* Problem to work on *
Below are some records; reproduce every one of them exactly.

___

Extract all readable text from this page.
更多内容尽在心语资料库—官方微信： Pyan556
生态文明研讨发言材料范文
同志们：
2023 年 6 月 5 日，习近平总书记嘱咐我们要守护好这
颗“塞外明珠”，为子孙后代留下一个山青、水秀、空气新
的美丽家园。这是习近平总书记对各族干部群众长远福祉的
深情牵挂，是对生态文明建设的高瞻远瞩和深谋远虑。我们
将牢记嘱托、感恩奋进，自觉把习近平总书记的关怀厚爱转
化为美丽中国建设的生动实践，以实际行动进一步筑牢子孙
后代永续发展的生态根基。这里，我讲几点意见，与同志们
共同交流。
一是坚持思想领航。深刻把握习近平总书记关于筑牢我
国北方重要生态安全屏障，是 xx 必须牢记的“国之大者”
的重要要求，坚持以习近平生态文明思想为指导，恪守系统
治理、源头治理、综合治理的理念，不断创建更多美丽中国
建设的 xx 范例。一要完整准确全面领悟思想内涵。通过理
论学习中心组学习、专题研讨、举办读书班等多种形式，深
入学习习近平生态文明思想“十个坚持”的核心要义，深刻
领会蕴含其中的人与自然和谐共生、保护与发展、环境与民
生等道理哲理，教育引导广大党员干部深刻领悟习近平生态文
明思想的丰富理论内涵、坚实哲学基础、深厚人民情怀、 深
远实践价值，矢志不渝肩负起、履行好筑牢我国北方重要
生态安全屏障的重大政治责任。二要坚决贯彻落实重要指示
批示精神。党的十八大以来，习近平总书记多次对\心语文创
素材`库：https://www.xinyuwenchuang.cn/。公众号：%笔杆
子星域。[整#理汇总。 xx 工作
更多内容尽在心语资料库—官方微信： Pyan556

___

* Result of the task *
Extract all readable text from this page.
更多内容尽在心语资料库—官方微信： Pyan556
生态文明研讨发言材料范文
同志们：
2023 年 6 月 5 日，习近平总书记嘱咐我们要守护好这
颗“塞外明珠”，为子孙后代留下一个山青、水秀、空气新
的美丽家园。这是习近平总书记对各族干部群众长远福祉的
深情牵挂，是对生态文明建设的高瞻远瞩和深谋远虑。我们
将牢记嘱托、感恩奋进，自觉把习近平总书记的关怀厚爱转
化为美丽中国建设的生动实践，以实际行动进一步筑牢子孙
后代永续发展的生态根基。这里，我讲几点意见，与同志们
共同交流。
一是坚持思想领航。深刻把握习近平总书记关于筑牢我
国北方重要生态安全屏障，是 xx 必须牢记的“国之大者”
的重要要求，坚持以习近平生态文明思想为指导，恪守系统
治理、源头治理、综合治理的理念，不断创建更多美丽中国
建设的 xx 范例。一要完整准确全面领悟思想内涵。通过理
论学习中心组学习、专题研讨、举办读书班等多种形式，深
入学习习近平生态文明思想“十个坚持”的核心要义，深刻
领会蕴含其中的人与自然和谐共生、保护与发展、环境与民
生等道理哲理，教育引导广大党员干部深刻领悟习近平生态文
明思想的丰富理论内涵、坚实哲学基础、深厚人民情怀、 深
远实践价值，矢志不渝肩负起、履行好筑牢我国北方重要
生态安全屏障的重大政治责任。二要坚决贯彻落实重要指示
批示精神。党的十八大以来，习近平总书记多次对\心语文创
素材`库：https://www.xinyuwenchuang.cn/。公众号：%笔杆
子星域。[整#理汇总。 xx 工作
更多内容尽在心语资料库—官方微信： Pyan556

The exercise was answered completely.